TASK GOAL
Copy each entry as it stands, leaving nothing out.

** Begin DATA LISTING **

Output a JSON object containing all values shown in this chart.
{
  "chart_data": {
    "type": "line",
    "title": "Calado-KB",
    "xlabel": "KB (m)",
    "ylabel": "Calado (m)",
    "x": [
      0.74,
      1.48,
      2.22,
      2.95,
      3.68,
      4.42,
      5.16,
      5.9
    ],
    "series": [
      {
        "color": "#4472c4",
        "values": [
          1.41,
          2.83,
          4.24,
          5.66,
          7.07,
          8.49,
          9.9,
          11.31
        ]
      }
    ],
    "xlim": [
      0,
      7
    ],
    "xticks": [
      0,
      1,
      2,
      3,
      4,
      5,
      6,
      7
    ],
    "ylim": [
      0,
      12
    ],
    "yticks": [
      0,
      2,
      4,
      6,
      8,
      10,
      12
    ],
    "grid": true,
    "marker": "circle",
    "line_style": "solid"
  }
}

** End DATA LISTING **

PROBLEM SOLUTION
Output a JSON object containing all values shown in this chart.
{
  "chart_data": {
    "type": "line",
    "title": "Calado-KB",
    "xlabel": "KB (m)",
    "ylabel": "Calado (m)",
    "x": [
      0.74,
      1.48,
      2.22,
      2.95,
      3.68,
      4.42,
      5.16,
      5.9
    ],
    "series": [
      {
        "color": "#4472c4",
        "values": [
          1.41,
          2.83,
          4.24,
          5.66,
          7.07,
          8.49,
          9.9,
          11.31
        ]
      }
    ],
    "xlim": [
      0,
      7
    ],
    "xticks": [
      0,
      1,
      2,
      3,
      4,
      5,
      6,
      7
    ],
    "ylim": [
      0,
      12
    ],
    "yticks": [
      0,
      2,
      4,
      6,
      8,
      10,
      12
    ],
    "grid": true,
    "marker": "circle",
    "line_style": "solid"
  }
}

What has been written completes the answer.